# [Extracted material]
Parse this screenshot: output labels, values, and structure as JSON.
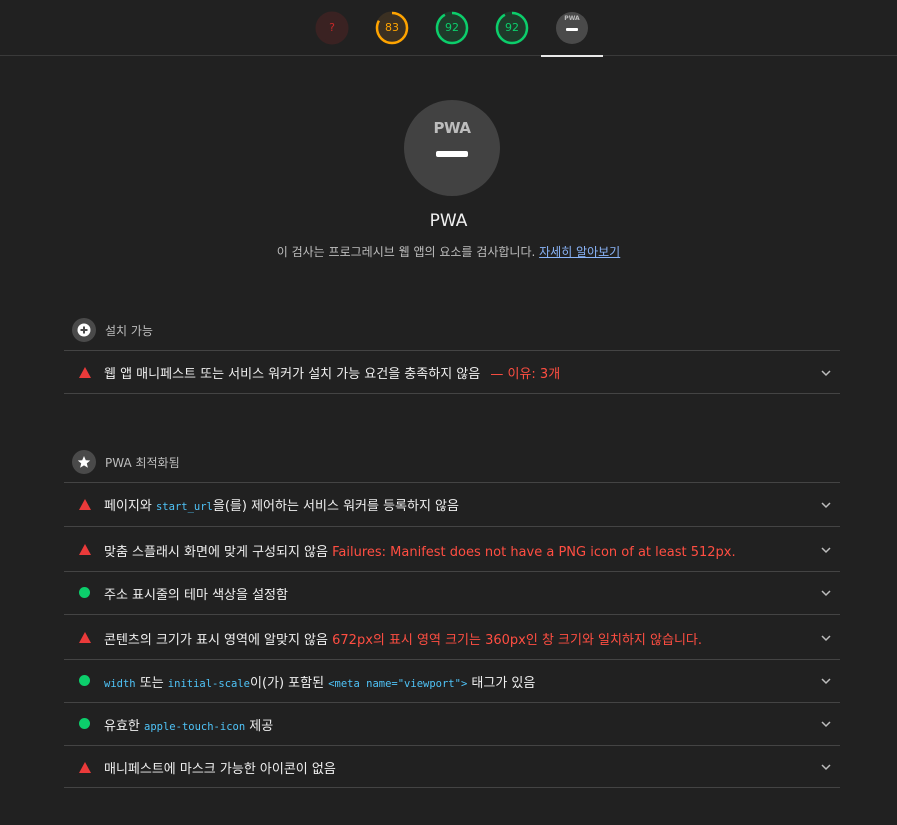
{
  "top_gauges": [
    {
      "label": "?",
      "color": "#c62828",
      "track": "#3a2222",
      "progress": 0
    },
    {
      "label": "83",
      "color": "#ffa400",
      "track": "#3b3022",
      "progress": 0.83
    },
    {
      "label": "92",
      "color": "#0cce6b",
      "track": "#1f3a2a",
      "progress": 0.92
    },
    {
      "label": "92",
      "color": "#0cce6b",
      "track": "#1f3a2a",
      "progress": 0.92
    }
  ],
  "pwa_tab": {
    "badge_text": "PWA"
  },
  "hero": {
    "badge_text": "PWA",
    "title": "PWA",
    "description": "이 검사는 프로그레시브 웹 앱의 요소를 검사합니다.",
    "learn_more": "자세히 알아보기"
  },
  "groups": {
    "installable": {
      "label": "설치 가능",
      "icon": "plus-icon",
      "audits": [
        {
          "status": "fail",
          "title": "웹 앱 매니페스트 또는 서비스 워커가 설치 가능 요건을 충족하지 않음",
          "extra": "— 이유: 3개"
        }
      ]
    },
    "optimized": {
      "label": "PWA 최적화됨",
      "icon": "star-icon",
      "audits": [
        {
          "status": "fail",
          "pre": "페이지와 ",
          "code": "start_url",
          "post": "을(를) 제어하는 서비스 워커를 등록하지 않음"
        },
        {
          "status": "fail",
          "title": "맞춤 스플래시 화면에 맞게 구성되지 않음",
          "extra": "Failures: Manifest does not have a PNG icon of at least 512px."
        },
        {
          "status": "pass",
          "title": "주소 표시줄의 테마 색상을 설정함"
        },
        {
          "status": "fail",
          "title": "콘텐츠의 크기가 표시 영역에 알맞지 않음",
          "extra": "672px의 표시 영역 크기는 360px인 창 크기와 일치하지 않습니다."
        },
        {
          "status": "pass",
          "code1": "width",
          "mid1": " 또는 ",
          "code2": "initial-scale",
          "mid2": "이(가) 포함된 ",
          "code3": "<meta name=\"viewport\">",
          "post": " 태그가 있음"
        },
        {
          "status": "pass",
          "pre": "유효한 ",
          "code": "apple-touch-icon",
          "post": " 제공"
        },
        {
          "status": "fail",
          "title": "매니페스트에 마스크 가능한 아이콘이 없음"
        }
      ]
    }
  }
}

# [Work to be completed]
Your copy should hold every record word for word and none of the pictures.

# [Worked answer]
Parse this screenshot: output labels, values, and structure as JSON.
{
  "top_gauges": [
    {
      "label": "?",
      "color": "#c62828",
      "track": "#3a2222",
      "progress": 0
    },
    {
      "label": "83",
      "color": "#ffa400",
      "track": "#3b3022",
      "progress": 0.83
    },
    {
      "label": "92",
      "color": "#0cce6b",
      "track": "#1f3a2a",
      "progress": 0.92
    },
    {
      "label": "92",
      "color": "#0cce6b",
      "track": "#1f3a2a",
      "progress": 0.92
    }
  ],
  "pwa_tab": {
    "badge_text": "PWA"
  },
  "hero": {
    "badge_text": "PWA",
    "title": "PWA",
    "description": "이 검사는 프로그레시브 웹 앱의 요소를 검사합니다.",
    "learn_more": "자세히 알아보기"
  },
  "groups": {
    "installable": {
      "label": "설치 가능",
      "icon": "plus-icon",
      "audits": [
        {
          "status": "fail",
          "title": "웹 앱 매니페스트 또는 서비스 워커가 설치 가능 요건을 충족하지 않음",
          "extra": "— 이유: 3개"
        }
      ]
    },
    "optimized": {
      "label": "PWA 최적화됨",
      "icon": "star-icon",
      "audits": [
        {
          "status": "fail",
          "pre": "페이지와 ",
          "code": "start_url",
          "post": "을(를) 제어하는 서비스 워커를 등록하지 않음"
        },
        {
          "status": "fail",
          "title": "맞춤 스플래시 화면에 맞게 구성되지 않음",
          "extra": "Failures: Manifest does not have a PNG icon of at least 512px."
        },
        {
          "status": "pass",
          "title": "주소 표시줄의 테마 색상을 설정함"
        },
        {
          "status": "fail",
          "title": "콘텐츠의 크기가 표시 영역에 알맞지 않음",
          "extra": "672px의 표시 영역 크기는 360px인 창 크기와 일치하지 않습니다."
        },
        {
          "status": "pass",
          "code1": "width",
          "mid1": " 또는 ",
          "code2": "initial-scale",
          "mid2": "이(가) 포함된 ",
          "code3": "<meta name=\"viewport\">",
          "post": " 태그가 있음"
        },
        {
          "status": "pass",
          "pre": "유효한 ",
          "code": "apple-touch-icon",
          "post": " 제공"
        },
        {
          "status": "fail",
          "title": "매니페스트에 마스크 가능한 아이콘이 없음"
        }
      ]
    }
  }
}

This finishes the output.